>> START MATERIAL SUPPLIED

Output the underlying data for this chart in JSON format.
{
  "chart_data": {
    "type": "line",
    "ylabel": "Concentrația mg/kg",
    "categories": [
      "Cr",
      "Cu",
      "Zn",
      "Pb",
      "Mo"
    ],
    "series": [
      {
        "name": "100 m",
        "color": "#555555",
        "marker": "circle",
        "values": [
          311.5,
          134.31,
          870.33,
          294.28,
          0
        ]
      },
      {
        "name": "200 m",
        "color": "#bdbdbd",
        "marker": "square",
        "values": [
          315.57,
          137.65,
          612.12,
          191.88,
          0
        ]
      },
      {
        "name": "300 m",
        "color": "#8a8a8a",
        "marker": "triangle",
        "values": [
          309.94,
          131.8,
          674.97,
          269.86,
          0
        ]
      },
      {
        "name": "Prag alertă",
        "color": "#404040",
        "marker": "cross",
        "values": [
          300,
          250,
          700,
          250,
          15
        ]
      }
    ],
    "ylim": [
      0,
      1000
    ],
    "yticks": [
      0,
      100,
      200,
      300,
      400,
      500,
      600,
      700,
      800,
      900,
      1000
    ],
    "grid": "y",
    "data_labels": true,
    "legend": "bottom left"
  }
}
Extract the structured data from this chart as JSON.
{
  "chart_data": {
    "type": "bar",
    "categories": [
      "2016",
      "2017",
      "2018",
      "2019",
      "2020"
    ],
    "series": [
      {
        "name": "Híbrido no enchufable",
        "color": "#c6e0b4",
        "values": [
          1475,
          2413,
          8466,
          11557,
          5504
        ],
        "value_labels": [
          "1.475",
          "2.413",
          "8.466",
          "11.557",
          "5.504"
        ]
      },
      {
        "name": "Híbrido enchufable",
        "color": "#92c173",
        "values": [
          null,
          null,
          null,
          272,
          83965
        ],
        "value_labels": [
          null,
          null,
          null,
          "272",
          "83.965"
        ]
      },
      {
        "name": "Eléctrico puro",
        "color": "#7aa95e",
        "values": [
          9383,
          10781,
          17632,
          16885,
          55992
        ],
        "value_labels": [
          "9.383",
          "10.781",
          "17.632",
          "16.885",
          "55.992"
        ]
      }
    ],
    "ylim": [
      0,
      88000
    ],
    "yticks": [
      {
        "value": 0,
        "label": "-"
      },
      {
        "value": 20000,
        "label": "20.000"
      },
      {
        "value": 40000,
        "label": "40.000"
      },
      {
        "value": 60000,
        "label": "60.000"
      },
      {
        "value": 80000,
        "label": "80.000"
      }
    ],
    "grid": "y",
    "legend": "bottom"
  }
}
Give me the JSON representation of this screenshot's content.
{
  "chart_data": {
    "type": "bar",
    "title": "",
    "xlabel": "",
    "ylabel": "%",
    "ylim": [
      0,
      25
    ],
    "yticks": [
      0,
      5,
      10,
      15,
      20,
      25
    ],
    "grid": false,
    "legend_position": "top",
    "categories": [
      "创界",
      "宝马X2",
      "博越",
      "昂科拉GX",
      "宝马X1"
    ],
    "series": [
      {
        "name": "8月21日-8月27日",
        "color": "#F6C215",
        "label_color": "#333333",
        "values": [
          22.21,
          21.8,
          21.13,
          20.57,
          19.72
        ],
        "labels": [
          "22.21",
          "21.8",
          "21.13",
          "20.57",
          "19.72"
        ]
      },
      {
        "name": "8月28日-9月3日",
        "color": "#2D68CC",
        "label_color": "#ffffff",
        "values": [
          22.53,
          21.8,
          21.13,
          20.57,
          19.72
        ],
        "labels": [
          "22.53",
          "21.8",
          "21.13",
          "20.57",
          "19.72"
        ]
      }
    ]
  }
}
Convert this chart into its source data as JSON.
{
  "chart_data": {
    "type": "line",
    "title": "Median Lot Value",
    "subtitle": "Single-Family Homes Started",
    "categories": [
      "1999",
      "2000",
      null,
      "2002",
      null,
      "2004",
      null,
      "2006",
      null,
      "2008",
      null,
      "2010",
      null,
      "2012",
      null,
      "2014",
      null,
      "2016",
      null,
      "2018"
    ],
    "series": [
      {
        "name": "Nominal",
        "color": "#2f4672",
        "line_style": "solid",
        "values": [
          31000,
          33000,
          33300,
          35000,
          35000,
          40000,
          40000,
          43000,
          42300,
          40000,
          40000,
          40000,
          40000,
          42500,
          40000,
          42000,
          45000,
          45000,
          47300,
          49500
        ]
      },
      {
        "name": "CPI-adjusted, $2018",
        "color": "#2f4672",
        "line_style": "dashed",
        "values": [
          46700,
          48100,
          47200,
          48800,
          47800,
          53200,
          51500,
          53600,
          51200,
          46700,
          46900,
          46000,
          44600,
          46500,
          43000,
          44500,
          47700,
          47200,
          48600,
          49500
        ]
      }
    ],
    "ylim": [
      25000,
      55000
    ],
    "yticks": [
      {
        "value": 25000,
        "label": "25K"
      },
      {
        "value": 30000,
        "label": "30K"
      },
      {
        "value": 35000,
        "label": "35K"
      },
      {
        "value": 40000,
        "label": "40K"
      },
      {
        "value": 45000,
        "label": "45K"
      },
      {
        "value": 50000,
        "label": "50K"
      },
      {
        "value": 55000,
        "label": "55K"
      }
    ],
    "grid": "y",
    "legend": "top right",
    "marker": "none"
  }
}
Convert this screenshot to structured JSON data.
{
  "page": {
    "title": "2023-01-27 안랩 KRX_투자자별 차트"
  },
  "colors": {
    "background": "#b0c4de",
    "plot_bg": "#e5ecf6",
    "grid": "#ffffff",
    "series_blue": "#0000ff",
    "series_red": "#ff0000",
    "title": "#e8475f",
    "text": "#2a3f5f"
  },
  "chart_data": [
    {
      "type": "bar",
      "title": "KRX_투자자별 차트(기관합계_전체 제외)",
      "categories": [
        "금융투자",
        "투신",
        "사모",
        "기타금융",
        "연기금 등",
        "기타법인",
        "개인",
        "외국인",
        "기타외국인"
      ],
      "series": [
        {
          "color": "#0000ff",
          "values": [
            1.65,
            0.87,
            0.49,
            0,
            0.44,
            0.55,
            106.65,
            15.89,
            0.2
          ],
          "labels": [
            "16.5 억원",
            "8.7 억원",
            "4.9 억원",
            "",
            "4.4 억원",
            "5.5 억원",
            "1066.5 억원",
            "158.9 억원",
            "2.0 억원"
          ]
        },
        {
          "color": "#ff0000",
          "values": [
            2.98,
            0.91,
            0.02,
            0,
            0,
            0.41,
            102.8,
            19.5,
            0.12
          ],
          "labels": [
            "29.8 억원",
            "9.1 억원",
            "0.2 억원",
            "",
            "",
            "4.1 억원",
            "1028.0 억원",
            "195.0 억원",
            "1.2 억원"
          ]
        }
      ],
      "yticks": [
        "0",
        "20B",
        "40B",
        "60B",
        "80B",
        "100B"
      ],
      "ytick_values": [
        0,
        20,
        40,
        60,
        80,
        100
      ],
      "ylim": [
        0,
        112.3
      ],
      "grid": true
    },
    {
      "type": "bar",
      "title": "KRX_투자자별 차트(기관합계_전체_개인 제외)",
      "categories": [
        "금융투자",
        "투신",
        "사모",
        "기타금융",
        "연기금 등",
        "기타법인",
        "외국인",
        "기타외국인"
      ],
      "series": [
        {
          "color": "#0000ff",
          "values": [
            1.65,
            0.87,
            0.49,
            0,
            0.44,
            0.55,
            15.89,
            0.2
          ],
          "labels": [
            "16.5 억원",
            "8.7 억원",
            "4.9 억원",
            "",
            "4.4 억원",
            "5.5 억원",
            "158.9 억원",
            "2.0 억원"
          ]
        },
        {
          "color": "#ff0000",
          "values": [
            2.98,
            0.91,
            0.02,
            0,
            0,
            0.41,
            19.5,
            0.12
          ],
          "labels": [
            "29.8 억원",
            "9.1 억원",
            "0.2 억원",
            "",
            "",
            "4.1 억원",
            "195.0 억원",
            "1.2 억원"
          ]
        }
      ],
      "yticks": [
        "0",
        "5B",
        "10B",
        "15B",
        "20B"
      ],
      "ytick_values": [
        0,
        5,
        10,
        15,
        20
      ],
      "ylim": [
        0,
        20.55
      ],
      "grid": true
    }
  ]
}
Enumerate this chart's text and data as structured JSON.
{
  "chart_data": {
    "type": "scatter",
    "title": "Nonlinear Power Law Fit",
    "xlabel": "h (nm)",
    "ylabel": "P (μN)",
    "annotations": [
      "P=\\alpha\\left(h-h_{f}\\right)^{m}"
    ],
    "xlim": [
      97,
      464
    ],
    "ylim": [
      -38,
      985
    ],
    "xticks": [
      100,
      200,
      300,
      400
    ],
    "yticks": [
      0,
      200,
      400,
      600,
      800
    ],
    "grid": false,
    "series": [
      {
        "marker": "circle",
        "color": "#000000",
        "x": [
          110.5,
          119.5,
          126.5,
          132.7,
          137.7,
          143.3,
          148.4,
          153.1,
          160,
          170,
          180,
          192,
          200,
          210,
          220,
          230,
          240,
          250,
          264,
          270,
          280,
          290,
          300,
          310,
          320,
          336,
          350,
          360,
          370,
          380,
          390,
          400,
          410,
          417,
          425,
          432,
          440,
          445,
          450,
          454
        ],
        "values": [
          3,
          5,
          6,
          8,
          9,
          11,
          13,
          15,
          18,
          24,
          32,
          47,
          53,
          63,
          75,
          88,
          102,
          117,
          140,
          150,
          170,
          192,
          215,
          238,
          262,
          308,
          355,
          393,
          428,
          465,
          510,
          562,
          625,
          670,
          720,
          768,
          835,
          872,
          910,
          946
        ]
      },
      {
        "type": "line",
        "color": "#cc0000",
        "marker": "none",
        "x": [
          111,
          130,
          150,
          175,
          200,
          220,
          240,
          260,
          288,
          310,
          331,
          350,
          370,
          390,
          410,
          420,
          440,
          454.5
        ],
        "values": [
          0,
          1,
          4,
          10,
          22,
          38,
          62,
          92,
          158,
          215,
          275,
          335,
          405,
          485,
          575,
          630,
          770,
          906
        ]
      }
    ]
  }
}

>> END MATERIAL SUPPLIED

● **EXERCISE TASK**: All lines above with "structured" in them should be returned.

● **CORRECT RESULT**:
Extract the structured data from this chart as JSON.
Convert this screenshot to structured JSON data.
Enumerate this chart's text and data as structured JSON.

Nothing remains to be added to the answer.